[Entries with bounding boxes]

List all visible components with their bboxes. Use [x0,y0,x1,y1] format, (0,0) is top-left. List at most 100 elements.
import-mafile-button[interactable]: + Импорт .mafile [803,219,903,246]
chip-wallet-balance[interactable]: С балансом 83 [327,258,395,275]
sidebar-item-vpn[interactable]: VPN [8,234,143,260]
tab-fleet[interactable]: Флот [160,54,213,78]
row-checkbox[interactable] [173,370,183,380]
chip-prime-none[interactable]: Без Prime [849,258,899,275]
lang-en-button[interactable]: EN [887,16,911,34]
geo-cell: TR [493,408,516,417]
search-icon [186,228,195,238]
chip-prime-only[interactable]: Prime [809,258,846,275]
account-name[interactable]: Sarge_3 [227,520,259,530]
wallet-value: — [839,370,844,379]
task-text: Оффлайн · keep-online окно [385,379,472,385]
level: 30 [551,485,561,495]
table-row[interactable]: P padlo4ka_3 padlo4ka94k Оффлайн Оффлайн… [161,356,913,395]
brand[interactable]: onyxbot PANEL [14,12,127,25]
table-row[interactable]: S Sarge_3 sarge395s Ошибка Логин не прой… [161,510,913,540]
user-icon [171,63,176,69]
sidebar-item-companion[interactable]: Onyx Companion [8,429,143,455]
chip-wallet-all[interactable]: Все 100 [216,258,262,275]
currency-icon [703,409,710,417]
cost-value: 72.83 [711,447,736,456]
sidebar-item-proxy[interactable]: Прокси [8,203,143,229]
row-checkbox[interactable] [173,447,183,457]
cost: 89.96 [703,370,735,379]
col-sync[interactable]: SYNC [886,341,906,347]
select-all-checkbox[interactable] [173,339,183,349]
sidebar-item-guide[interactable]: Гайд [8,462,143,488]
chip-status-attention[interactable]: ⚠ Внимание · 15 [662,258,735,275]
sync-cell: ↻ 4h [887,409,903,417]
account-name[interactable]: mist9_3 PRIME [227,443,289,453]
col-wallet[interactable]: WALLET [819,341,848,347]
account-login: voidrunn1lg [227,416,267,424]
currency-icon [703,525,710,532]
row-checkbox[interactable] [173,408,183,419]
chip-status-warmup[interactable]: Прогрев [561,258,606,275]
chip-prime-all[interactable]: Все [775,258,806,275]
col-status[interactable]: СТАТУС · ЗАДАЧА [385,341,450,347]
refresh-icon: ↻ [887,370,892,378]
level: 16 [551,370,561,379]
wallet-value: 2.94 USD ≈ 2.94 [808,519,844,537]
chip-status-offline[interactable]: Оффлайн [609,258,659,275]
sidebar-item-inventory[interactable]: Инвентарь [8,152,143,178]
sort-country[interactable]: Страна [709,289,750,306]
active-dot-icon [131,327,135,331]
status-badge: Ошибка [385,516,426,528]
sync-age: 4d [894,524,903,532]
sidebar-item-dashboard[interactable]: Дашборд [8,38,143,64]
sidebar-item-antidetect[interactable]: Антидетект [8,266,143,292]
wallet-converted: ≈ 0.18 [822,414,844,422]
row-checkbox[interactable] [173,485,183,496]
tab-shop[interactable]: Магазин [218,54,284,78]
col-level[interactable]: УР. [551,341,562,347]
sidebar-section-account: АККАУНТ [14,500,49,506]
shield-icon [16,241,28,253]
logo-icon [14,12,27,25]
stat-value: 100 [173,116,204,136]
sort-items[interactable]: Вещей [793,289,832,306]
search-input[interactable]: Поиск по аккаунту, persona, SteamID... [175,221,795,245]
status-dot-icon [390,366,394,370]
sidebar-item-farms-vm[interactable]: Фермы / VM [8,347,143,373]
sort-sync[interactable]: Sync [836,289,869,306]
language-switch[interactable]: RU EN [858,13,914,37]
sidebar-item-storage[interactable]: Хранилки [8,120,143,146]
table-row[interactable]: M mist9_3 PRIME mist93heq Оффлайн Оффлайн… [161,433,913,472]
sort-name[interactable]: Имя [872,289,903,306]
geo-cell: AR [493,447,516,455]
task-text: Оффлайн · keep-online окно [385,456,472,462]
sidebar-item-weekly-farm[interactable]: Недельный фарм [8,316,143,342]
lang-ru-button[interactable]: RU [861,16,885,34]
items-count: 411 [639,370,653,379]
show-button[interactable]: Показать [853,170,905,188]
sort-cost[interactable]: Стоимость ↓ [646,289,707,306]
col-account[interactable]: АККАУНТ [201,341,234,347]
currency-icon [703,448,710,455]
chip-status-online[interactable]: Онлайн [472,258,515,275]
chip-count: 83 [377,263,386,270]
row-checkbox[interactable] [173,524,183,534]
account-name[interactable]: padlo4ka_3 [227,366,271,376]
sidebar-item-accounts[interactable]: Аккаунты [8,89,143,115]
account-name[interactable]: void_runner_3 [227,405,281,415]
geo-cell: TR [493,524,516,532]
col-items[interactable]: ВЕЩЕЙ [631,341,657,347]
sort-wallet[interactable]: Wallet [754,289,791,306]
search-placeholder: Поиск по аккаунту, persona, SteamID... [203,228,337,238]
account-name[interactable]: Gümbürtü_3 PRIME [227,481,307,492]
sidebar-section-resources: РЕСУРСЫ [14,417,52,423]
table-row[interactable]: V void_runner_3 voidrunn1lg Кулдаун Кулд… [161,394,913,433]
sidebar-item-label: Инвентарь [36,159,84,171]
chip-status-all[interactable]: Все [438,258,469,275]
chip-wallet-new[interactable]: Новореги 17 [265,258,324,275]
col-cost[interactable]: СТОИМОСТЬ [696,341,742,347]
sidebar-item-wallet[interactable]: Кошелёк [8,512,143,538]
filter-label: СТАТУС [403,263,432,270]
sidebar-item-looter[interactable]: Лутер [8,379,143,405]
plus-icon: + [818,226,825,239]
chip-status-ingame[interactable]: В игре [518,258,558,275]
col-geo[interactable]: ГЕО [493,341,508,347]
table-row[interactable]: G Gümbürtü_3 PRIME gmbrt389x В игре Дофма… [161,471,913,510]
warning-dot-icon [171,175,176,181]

_Directions_:
Reproduce every line of the entries above verbatim, with no change to any character.

_Task output_:
List all visible components with their bboxes. Use [x0,y0,x1,y1] format, (0,0) is top-left. List at most 100 elements.
import-mafile-button[interactable]: + Импорт .mafile [803,219,903,246]
chip-wallet-balance[interactable]: С балансом 83 [327,258,395,275]
sidebar-item-vpn[interactable]: VPN [8,234,143,260]
tab-fleet[interactable]: Флот [160,54,213,78]
row-checkbox[interactable] [173,370,183,380]
chip-prime-none[interactable]: Без Prime [849,258,899,275]
lang-en-button[interactable]: EN [887,16,911,34]
geo-cell: TR [493,408,516,417]
search-icon [186,228,195,238]
chip-prime-only[interactable]: Prime [809,258,846,275]
account-name[interactable]: Sarge_3 [227,520,259,530]
wallet-value: — [839,370,844,379]
task-text: Оффлайн · keep-online окно [385,379,472,385]
level: 30 [551,485,561,495]
table-row[interactable]: P padlo4ka_3 padlo4ka94k Оффлайн Оффлайн… [161,356,913,395]
brand[interactable]: onyxbot PANEL [14,12,127,25]
table-row[interactable]: S Sarge_3 sarge395s Ошибка Логин не прой… [161,510,913,540]
user-icon [171,63,176,69]
sidebar-item-companion[interactable]: Onyx Companion [8,429,143,455]
chip-wallet-all[interactable]: Все 100 [216,258,262,275]
currency-icon [703,409,710,417]
cost-value: 72.83 [711,447,736,456]
sidebar-item-proxy[interactable]: Прокси [8,203,143,229]
row-checkbox[interactable] [173,447,183,457]
cost: 89.96 [703,370,735,379]
col-sync[interactable]: SYNC [886,341,906,347]
select-all-checkbox[interactable] [173,339,183,349]
sidebar-item-guide[interactable]: Гайд [8,462,143,488]
chip-status-attention[interactable]: ⚠ Внимание · 15 [662,258,735,275]
sync-cell: ↻ 4h [887,409,903,417]
account-name[interactable]: mist9_3 PRIME [227,443,289,453]
col-wallet[interactable]: WALLET [819,341,848,347]
account-login: voidrunn1lg [227,416,267,424]
currency-icon [703,525,710,532]
row-checkbox[interactable] [173,408,183,419]
chip-status-warmup[interactable]: Прогрев [561,258,606,275]
chip-prime-all[interactable]: Все [775,258,806,275]
col-status[interactable]: СТАТУС · ЗАДАЧА [385,341,450,347]
refresh-icon: ↻ [887,370,892,378]
level: 16 [551,370,561,379]
wallet-value: 2.94 USD ≈ 2.94 [808,519,844,537]
chip-status-offline[interactable]: Оффлайн [609,258,659,275]
sidebar-item-inventory[interactable]: Инвентарь [8,152,143,178]
sort-country[interactable]: Страна [709,289,750,306]
active-dot-icon [131,327,135,331]
status-badge: Ошибка [385,516,426,528]
sync-age: 4d [894,524,903,532]
sidebar-item-dashboard[interactable]: Дашборд [8,38,143,64]
sidebar-item-antidetect[interactable]: Антидетект [8,266,143,292]
wallet-converted: ≈ 0.18 [822,414,844,422]
row-checkbox[interactable] [173,485,183,496]
tab-shop[interactable]: Магазин [218,54,284,78]
col-level[interactable]: УР. [551,341,562,347]
sidebar-section-account: АККАУНТ [14,500,49,506]
shield-icon [16,241,28,253]
logo-icon [14,12,27,25]
stat-value: 100 [173,116,204,136]
sort-items[interactable]: Вещей [793,289,832,306]
search-input[interactable]: Поиск по аккаунту, persona, SteamID... [175,221,795,245]
status-dot-icon [390,366,394,370]
sidebar-item-farms-vm[interactable]: Фермы / VM [8,347,143,373]
sort-sync[interactable]: Sync [836,289,869,306]
language-switch[interactable]: RU EN [858,13,914,37]
sidebar-item-storage[interactable]: Хранилки [8,120,143,146]
table-row[interactable]: M mist9_3 PRIME mist93heq Оффлайн Оффлайн… [161,433,913,472]
sort-name[interactable]: Имя [872,289,903,306]
geo-cell: AR [493,447,516,455]
task-text: Оффлайн · keep-online окно [385,456,472,462]
sidebar-item-weekly-farm[interactable]: Недельный фарм [8,316,143,342]
lang-ru-button[interactable]: RU [861,16,885,34]
items-count: 411 [639,370,653,379]
show-button[interactable]: Показать [853,170,905,188]
sort-cost[interactable]: Стоимость ↓ [646,289,707,306]
col-account[interactable]: АККАУНТ [201,341,234,347]
currency-icon [703,448,710,455]
chip-status-online[interactable]: Онлайн [472,258,515,275]
chip-count: 83 [377,263,386,270]
row-checkbox[interactable] [173,524,183,534]
account-name[interactable]: padlo4ka_3 [227,366,271,376]
sidebar-item-accounts[interactable]: Аккаунты [8,89,143,115]
account-name[interactable]: void_runner_3 [227,405,281,415]
geo-cell: TR [493,524,516,532]
col-items[interactable]: ВЕЩЕЙ [631,341,657,347]
sort-wallet[interactable]: Wallet [754,289,791,306]
search-placeholder: Поиск по аккаунту, persona, SteamID... [203,228,337,238]
account-name[interactable]: Gümbürtü_3 PRIME [227,481,307,492]
sidebar-section-resources: РЕСУРСЫ [14,417,52,423]
table-row[interactable]: V void_runner_3 voidrunn1lg Кулдаун Кулд… [161,394,913,433]
sidebar-item-label: Инвентарь [36,159,84,171]
chip-status-all[interactable]: Все [438,258,469,275]
chip-wallet-new[interactable]: Новореги 17 [265,258,324,275]
col-cost[interactable]: СТОИМОСТЬ [696,341,742,347]
sidebar-item-wallet[interactable]: Кошелёк [8,512,143,538]
filter-label: СТАТУС [403,263,432,270]
sidebar-item-looter[interactable]: Лутер [8,379,143,405]
plus-icon: + [818,226,825,239]
chip-status-ingame[interactable]: В игре [518,258,558,275]
col-geo[interactable]: ГЕО [493,341,508,347]
table-row[interactable]: G Gümbürtü_3 PRIME gmbrt389x В игре Дофма… [161,471,913,510]
warning-dot-icon [171,175,176,181]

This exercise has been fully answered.